▶ _WRITTEN EXERCISE_
Each line in the entries below that holds the string "data" is to be listed.

▶ _MATERIAL FOR THIS EXERCISE_
***

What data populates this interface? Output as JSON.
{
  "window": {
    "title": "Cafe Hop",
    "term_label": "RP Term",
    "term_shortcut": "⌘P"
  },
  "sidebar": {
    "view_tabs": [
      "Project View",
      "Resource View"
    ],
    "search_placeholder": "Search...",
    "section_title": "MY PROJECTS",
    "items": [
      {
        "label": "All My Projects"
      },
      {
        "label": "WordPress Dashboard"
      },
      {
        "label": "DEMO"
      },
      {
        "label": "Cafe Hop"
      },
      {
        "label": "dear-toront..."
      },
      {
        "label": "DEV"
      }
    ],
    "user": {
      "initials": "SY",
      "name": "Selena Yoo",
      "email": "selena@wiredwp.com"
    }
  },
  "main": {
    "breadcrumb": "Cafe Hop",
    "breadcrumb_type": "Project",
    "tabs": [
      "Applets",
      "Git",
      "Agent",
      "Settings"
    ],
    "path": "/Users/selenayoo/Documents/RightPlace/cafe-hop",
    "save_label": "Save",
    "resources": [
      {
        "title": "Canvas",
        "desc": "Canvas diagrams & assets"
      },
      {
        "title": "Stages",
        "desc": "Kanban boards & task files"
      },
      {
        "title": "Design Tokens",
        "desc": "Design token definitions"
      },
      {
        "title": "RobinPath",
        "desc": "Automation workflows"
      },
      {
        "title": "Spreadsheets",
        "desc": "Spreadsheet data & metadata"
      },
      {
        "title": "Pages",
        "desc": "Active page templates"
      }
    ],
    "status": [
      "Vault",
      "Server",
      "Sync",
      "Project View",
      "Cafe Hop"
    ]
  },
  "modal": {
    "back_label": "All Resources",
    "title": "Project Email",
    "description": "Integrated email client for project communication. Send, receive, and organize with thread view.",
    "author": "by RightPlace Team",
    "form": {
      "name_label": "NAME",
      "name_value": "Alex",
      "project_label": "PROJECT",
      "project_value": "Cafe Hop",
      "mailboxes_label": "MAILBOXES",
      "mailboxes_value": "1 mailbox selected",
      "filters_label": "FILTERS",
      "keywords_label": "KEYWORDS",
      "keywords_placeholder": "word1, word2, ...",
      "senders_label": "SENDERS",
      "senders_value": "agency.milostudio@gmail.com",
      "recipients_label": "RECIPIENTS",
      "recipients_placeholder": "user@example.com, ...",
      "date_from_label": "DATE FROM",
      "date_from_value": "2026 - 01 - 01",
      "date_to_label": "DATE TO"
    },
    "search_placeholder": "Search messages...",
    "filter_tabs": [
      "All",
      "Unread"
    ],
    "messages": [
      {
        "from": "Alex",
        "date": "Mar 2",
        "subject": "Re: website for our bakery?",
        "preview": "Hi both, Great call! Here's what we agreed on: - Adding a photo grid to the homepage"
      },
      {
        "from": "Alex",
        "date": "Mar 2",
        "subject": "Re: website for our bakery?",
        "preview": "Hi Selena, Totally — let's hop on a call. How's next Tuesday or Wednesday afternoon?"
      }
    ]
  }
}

***

▶ _SOLUTION TO THIS PROBLEM_
What data populates this interface? Output as JSON.
        "desc": "Spreadsheet data & metadata"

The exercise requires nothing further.